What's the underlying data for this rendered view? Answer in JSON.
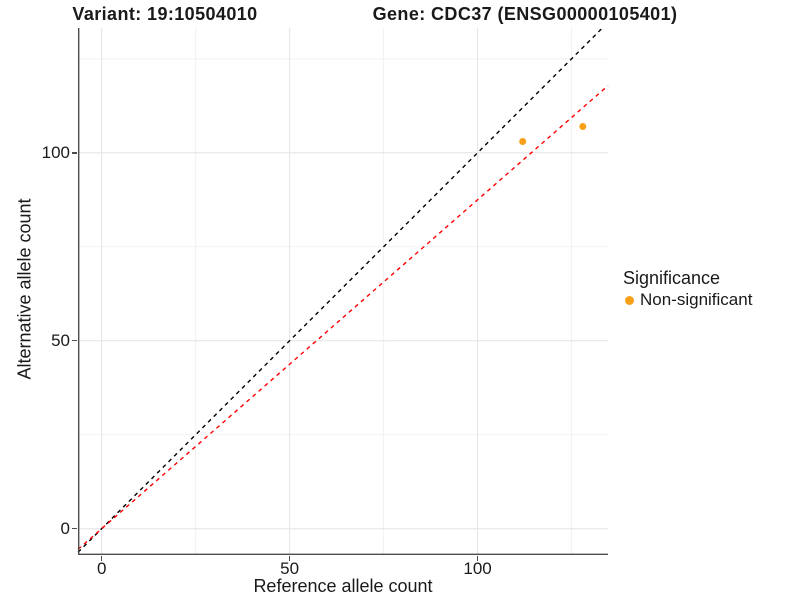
{
  "chart_data": {
    "type": "scatter",
    "title_left": "Variant: 19:10504010",
    "title_right": "Gene: CDC37 (ENSG00000105401)",
    "xlabel": "Reference allele count",
    "ylabel": "Alternative allele count",
    "xlim": [
      -6.3,
      134.7
    ],
    "ylim": [
      -7,
      133.2
    ],
    "x_ticks": [
      0,
      50,
      100
    ],
    "y_ticks": [
      0,
      50,
      100
    ],
    "x_minor_ticks": [
      25,
      75,
      125
    ],
    "y_minor_ticks": [
      25,
      75,
      125
    ],
    "grid": true,
    "legend_position": "right-middle",
    "series": [
      {
        "name": "Non-significant",
        "color": "#F9A01B",
        "points": [
          {
            "x": 112,
            "y": 103
          },
          {
            "x": 128,
            "y": 107
          }
        ]
      }
    ],
    "lines": [
      {
        "name": "identity",
        "slope": 1,
        "intercept": 0,
        "color": "#000000",
        "dashed": true
      },
      {
        "name": "allelic-ratio",
        "slope": 0.875,
        "intercept": 0,
        "color": "#FF0000",
        "dashed": true
      }
    ]
  },
  "legend": {
    "title": "Significance",
    "items": [
      {
        "label": "Non-significant",
        "color": "#F9A01B"
      }
    ]
  },
  "style": {
    "grid_major": "#E4E4E4",
    "grid_minor": "#F1F1F1",
    "axis_line": "#4D4D4D",
    "text_color": "#1A1A1A",
    "background": "#FFFFFF"
  }
}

====

Written exercise: Excluding the pictures, restate the records above word for word.

Written answer:
What's the underlying data for this rendered view? Answer in JSON.
{
  "chart_data": {
    "type": "scatter",
    "title_left": "Variant: 19:10504010",
    "title_right": "Gene: CDC37 (ENSG00000105401)",
    "xlabel": "Reference allele count",
    "ylabel": "Alternative allele count",
    "xlim": [
      -6.3,
      134.7
    ],
    "ylim": [
      -7,
      133.2
    ],
    "x_ticks": [
      0,
      50,
      100
    ],
    "y_ticks": [
      0,
      50,
      100
    ],
    "x_minor_ticks": [
      25,
      75,
      125
    ],
    "y_minor_ticks": [
      25,
      75,
      125
    ],
    "grid": true,
    "legend_position": "right-middle",
    "series": [
      {
        "name": "Non-significant",
        "color": "#F9A01B",
        "points": [
          {
            "x": 112,
            "y": 103
          },
          {
            "x": 128,
            "y": 107
          }
        ]
      }
    ],
    "lines": [
      {
        "name": "identity",
        "slope": 1,
        "intercept": 0,
        "color": "#000000",
        "dashed": true
      },
      {
        "name": "allelic-ratio",
        "slope": 0.875,
        "intercept": 0,
        "color": "#FF0000",
        "dashed": true
      }
    ]
  },
  "legend": {
    "title": "Significance",
    "items": [
      {
        "label": "Non-significant",
        "color": "#F9A01B"
      }
    ]
  },
  "style": {
    "grid_major": "#E4E4E4",
    "grid_minor": "#F1F1F1",
    "axis_line": "#4D4D4D",
    "text_color": "#1A1A1A",
    "background": "#FFFFFF"
  }
}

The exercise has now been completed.